> INSTRUCTIONS TO FOLLOW: Your task is to filter the data below down to the lines holding "WebApplicationContext".

> Stored data:
---

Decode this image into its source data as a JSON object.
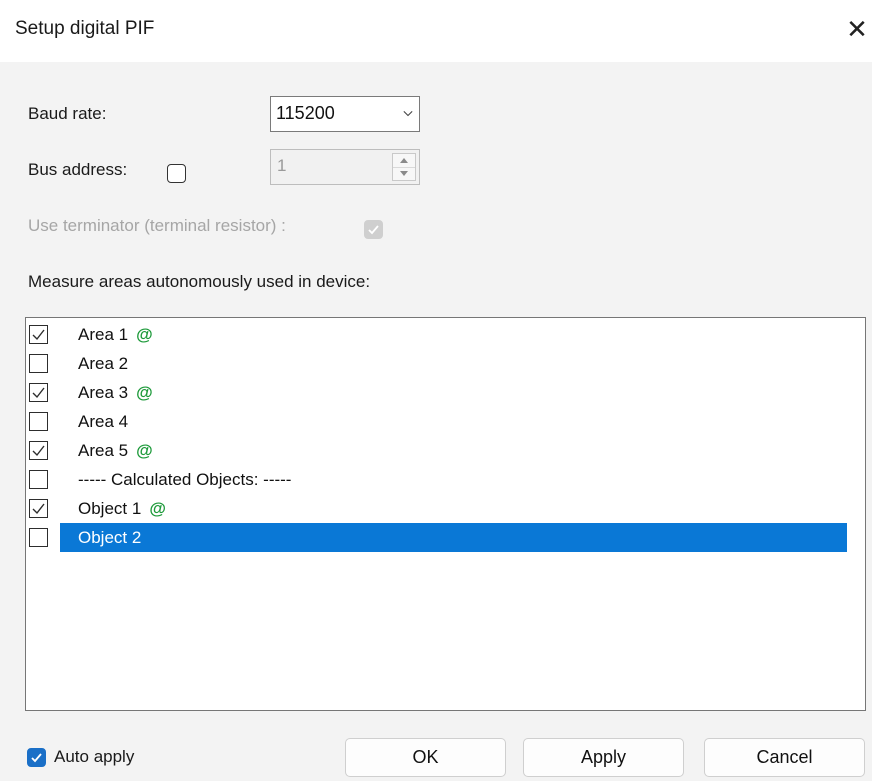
{
  "window": {
    "title": "Setup digital PIF",
    "close_glyph": "✕"
  },
  "baud_rate": {
    "label": "Baud rate:",
    "value": "115200"
  },
  "bus_address": {
    "label": "Bus address:",
    "checked": false,
    "value": "1"
  },
  "terminator": {
    "label": "Use terminator (terminal resistor) :",
    "checked": true,
    "enabled": false
  },
  "areas_heading": "Measure areas autonomously used in device:",
  "areas": {
    "items": [
      {
        "label": "Area 1",
        "checked": true,
        "marker": "@"
      },
      {
        "label": "Area 2",
        "checked": false,
        "marker": ""
      },
      {
        "label": "Area 3",
        "checked": true,
        "marker": "@"
      },
      {
        "label": "Area 4",
        "checked": false,
        "marker": ""
      },
      {
        "label": "Area 5",
        "checked": true,
        "marker": "@"
      },
      {
        "label": "----- Calculated Objects: -----",
        "checked": false,
        "marker": ""
      },
      {
        "label": "Object 1",
        "checked": true,
        "marker": "@"
      },
      {
        "label": "Object 2",
        "checked": false,
        "marker": "",
        "selected": true
      }
    ]
  },
  "footer": {
    "auto_apply_label": "Auto apply",
    "auto_apply_checked": true,
    "ok_label": "OK",
    "apply_label": "Apply",
    "cancel_label": "Cancel"
  },
  "colors": {
    "accent": "#0a78d6",
    "marker": "#1d9a3a"
  }
}
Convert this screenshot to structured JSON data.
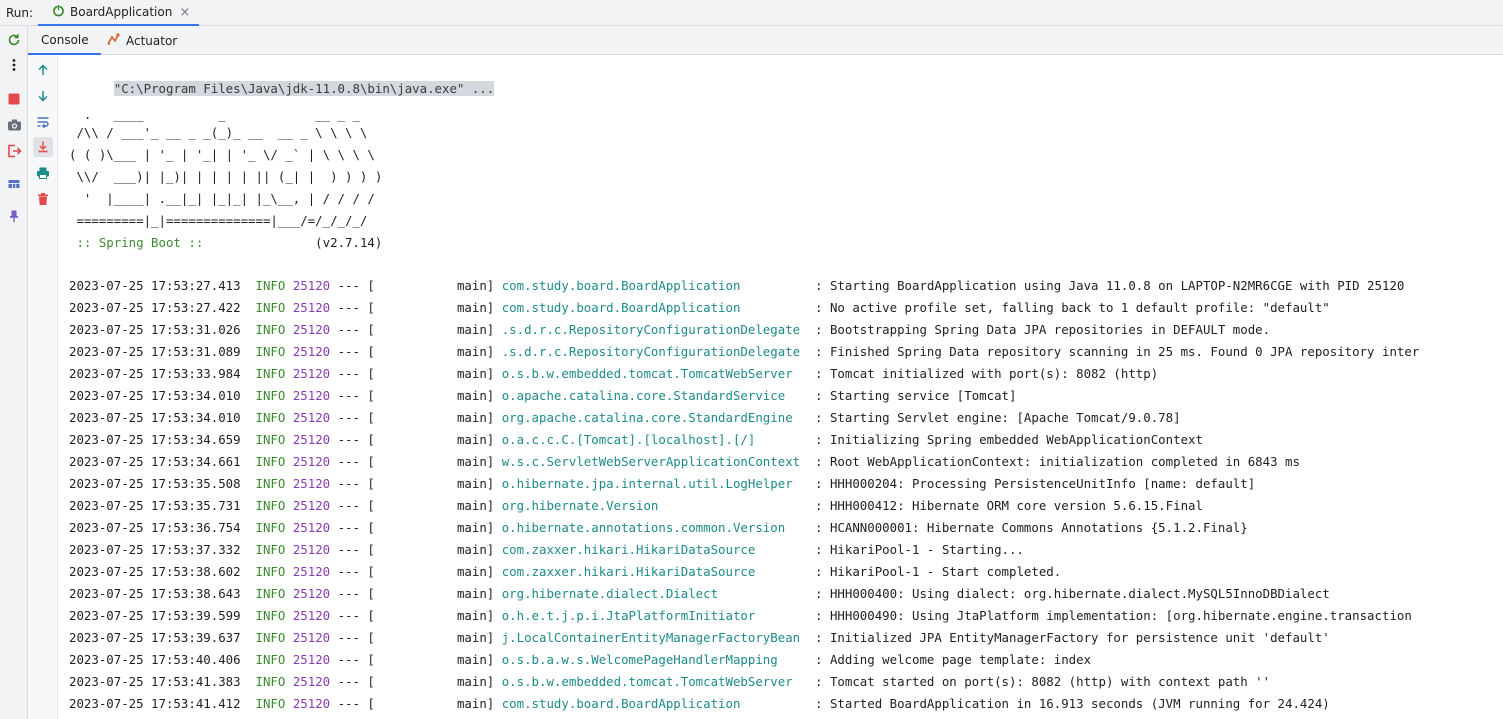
{
  "runbar": {
    "label": "Run:",
    "tab_title": "BoardApplication",
    "close": "×"
  },
  "subtabs": {
    "console": "Console",
    "actuator": "Actuator"
  },
  "console": {
    "command": "\"C:\\Program Files\\Java\\jdk-11.0.8\\bin\\java.exe\" ...",
    "banner": [
      "  .   ____          _            __ _ _",
      " /\\\\ / ___'_ __ _ _(_)_ __  __ _ \\ \\ \\ \\",
      "( ( )\\___ | '_ | '_| | '_ \\/ _` | \\ \\ \\ \\",
      " \\\\/  ___)| |_)| | | | | || (_| |  ) ) ) )",
      "  '  |____| .__|_| |_|_| |_\\__, | / / / /",
      " =========|_|==============|___/=/_/_/_/"
    ],
    "boot_label": " :: Spring Boot :: ",
    "boot_version": "              (v2.7.14)",
    "logs": [
      {
        "ts": "2023-07-25 17:53:27.413",
        "level": "INFO",
        "pid": "25120",
        "thread": "main",
        "logger": "com.study.board.BoardApplication",
        "msg": "Starting BoardApplication using Java 11.0.8 on LAPTOP-N2MR6CGE with PID 25120"
      },
      {
        "ts": "2023-07-25 17:53:27.422",
        "level": "INFO",
        "pid": "25120",
        "thread": "main",
        "logger": "com.study.board.BoardApplication",
        "msg": "No active profile set, falling back to 1 default profile: \"default\""
      },
      {
        "ts": "2023-07-25 17:53:31.026",
        "level": "INFO",
        "pid": "25120",
        "thread": "main",
        "logger": ".s.d.r.c.RepositoryConfigurationDelegate",
        "msg": "Bootstrapping Spring Data JPA repositories in DEFAULT mode."
      },
      {
        "ts": "2023-07-25 17:53:31.089",
        "level": "INFO",
        "pid": "25120",
        "thread": "main",
        "logger": ".s.d.r.c.RepositoryConfigurationDelegate",
        "msg": "Finished Spring Data repository scanning in 25 ms. Found 0 JPA repository inter"
      },
      {
        "ts": "2023-07-25 17:53:33.984",
        "level": "INFO",
        "pid": "25120",
        "thread": "main",
        "logger": "o.s.b.w.embedded.tomcat.TomcatWebServer",
        "msg": "Tomcat initialized with port(s): 8082 (http)"
      },
      {
        "ts": "2023-07-25 17:53:34.010",
        "level": "INFO",
        "pid": "25120",
        "thread": "main",
        "logger": "o.apache.catalina.core.StandardService",
        "msg": "Starting service [Tomcat]"
      },
      {
        "ts": "2023-07-25 17:53:34.010",
        "level": "INFO",
        "pid": "25120",
        "thread": "main",
        "logger": "org.apache.catalina.core.StandardEngine",
        "msg": "Starting Servlet engine: [Apache Tomcat/9.0.78]"
      },
      {
        "ts": "2023-07-25 17:53:34.659",
        "level": "INFO",
        "pid": "25120",
        "thread": "main",
        "logger": "o.a.c.c.C.[Tomcat].[localhost].[/]",
        "msg": "Initializing Spring embedded WebApplicationContext"
      },
      {
        "ts": "2023-07-25 17:53:34.661",
        "level": "INFO",
        "pid": "25120",
        "thread": "main",
        "logger": "w.s.c.ServletWebServerApplicationContext",
        "msg": "Root WebApplicationContext: initialization completed in 6843 ms"
      },
      {
        "ts": "2023-07-25 17:53:35.508",
        "level": "INFO",
        "pid": "25120",
        "thread": "main",
        "logger": "o.hibernate.jpa.internal.util.LogHelper",
        "msg": "HHH000204: Processing PersistenceUnitInfo [name: default]"
      },
      {
        "ts": "2023-07-25 17:53:35.731",
        "level": "INFO",
        "pid": "25120",
        "thread": "main",
        "logger": "org.hibernate.Version",
        "msg": "HHH000412: Hibernate ORM core version 5.6.15.Final"
      },
      {
        "ts": "2023-07-25 17:53:36.754",
        "level": "INFO",
        "pid": "25120",
        "thread": "main",
        "logger": "o.hibernate.annotations.common.Version",
        "msg": "HCANN000001: Hibernate Commons Annotations {5.1.2.Final}"
      },
      {
        "ts": "2023-07-25 17:53:37.332",
        "level": "INFO",
        "pid": "25120",
        "thread": "main",
        "logger": "com.zaxxer.hikari.HikariDataSource",
        "msg": "HikariPool-1 - Starting..."
      },
      {
        "ts": "2023-07-25 17:53:38.602",
        "level": "INFO",
        "pid": "25120",
        "thread": "main",
        "logger": "com.zaxxer.hikari.HikariDataSource",
        "msg": "HikariPool-1 - Start completed."
      },
      {
        "ts": "2023-07-25 17:53:38.643",
        "level": "INFO",
        "pid": "25120",
        "thread": "main",
        "logger": "org.hibernate.dialect.Dialect",
        "msg": "HHH000400: Using dialect: org.hibernate.dialect.MySQL5InnoDBDialect"
      },
      {
        "ts": "2023-07-25 17:53:39.599",
        "level": "INFO",
        "pid": "25120",
        "thread": "main",
        "logger": "o.h.e.t.j.p.i.JtaPlatformInitiator",
        "msg": "HHH000490: Using JtaPlatform implementation: [org.hibernate.engine.transaction"
      },
      {
        "ts": "2023-07-25 17:53:39.637",
        "level": "INFO",
        "pid": "25120",
        "thread": "main",
        "logger": "j.LocalContainerEntityManagerFactoryBean",
        "msg": "Initialized JPA EntityManagerFactory for persistence unit 'default'"
      },
      {
        "ts": "2023-07-25 17:53:40.406",
        "level": "INFO",
        "pid": "25120",
        "thread": "main",
        "logger": "o.s.b.a.w.s.WelcomePageHandlerMapping",
        "msg": "Adding welcome page template: index"
      },
      {
        "ts": "2023-07-25 17:53:41.383",
        "level": "INFO",
        "pid": "25120",
        "thread": "main",
        "logger": "o.s.b.w.embedded.tomcat.TomcatWebServer",
        "msg": "Tomcat started on port(s): 8082 (http) with context path ''"
      },
      {
        "ts": "2023-07-25 17:53:41.412",
        "level": "INFO",
        "pid": "25120",
        "thread": "main",
        "logger": "com.study.board.BoardApplication",
        "msg": "Started BoardApplication in 16.913 seconds (JVM running for 24.424)"
      }
    ]
  },
  "colors": {
    "accent": "#3574f0",
    "level_info": "#3b8a2f",
    "pid": "#8a3bb5",
    "logger": "#1f8a8a",
    "stop_red": "#e5484d"
  },
  "icons": {
    "rerun": "rerun-icon",
    "more": "more-vertical-icon",
    "stop": "stop-icon",
    "snapshot": "camera-icon",
    "exit": "exit-icon",
    "layout": "layout-icon",
    "pin": "pin-icon",
    "up": "arrow-up-icon",
    "down": "arrow-down-icon",
    "wrap": "soft-wrap-icon",
    "scroll_end": "scroll-to-end-icon",
    "print": "print-icon",
    "trash": "trash-icon"
  }
}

---

> RESULT OF THE TASK:
        "msg": "Initializing Spring embedded WebApplicationContext"
        "msg": "Root WebApplicationContext: initialization completed in 6843 ms"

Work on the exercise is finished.